◆ **What you have to do**
Scan the lines below for "Average"; report the number of lines that contain it, and only that.

◆ **Entries taken from a collection**

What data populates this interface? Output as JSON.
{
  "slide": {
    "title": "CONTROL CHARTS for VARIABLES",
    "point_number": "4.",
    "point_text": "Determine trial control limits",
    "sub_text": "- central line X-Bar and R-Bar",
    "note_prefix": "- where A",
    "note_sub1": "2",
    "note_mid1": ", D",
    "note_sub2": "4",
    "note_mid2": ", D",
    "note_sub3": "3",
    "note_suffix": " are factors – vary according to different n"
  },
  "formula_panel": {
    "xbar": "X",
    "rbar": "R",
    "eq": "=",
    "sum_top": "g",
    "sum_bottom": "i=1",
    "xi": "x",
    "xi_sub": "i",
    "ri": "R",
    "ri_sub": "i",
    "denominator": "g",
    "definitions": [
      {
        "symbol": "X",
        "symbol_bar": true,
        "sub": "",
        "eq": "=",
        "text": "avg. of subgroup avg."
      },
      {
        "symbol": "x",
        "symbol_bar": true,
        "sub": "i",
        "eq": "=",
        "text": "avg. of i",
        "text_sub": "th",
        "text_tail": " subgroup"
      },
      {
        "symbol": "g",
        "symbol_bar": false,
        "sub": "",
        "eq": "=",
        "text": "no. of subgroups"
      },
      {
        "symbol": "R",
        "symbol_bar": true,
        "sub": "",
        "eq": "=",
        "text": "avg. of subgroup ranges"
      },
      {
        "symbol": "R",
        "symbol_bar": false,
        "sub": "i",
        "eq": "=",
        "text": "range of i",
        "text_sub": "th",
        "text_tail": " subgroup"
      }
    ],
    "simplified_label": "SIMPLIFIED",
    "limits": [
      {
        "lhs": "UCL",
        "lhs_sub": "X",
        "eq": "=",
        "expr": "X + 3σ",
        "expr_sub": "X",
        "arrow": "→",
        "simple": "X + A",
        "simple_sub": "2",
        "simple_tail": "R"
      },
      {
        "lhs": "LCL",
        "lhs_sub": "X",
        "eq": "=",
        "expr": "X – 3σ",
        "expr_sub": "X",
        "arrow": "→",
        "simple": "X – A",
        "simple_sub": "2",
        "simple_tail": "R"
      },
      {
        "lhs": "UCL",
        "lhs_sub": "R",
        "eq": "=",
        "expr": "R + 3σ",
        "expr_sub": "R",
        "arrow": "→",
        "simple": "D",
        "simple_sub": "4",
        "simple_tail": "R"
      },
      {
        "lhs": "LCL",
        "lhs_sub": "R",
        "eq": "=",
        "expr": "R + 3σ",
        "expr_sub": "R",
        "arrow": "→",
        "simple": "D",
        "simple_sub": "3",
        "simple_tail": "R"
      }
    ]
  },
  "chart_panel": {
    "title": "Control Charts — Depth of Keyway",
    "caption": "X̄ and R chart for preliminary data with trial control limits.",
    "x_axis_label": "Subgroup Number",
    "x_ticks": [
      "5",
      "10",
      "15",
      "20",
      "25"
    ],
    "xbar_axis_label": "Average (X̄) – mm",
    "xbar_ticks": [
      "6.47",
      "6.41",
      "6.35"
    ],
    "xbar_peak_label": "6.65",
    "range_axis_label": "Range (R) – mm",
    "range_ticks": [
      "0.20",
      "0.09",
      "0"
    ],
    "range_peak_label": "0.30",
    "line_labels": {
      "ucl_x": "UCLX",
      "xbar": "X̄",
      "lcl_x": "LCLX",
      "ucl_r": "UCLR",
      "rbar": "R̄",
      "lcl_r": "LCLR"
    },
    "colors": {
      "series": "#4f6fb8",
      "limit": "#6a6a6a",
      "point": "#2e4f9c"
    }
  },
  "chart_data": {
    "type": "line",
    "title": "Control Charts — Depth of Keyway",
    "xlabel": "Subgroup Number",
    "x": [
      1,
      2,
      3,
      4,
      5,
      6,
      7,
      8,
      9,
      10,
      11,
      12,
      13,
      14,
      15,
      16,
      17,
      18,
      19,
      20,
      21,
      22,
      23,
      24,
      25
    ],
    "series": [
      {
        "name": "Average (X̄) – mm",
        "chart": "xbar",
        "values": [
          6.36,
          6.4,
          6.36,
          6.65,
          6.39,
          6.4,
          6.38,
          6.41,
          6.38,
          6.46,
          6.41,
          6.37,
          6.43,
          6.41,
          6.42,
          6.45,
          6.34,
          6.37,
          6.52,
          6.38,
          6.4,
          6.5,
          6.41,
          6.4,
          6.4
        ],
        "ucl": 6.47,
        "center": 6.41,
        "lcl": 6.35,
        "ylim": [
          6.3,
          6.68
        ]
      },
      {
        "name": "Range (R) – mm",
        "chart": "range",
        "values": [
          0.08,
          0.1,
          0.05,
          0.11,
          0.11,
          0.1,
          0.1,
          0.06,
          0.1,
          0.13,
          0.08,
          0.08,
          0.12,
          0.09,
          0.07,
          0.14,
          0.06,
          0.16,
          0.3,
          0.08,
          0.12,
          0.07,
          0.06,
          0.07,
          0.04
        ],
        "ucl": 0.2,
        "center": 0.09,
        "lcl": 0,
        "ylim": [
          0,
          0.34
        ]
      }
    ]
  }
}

◆ **Response to the exercise**
2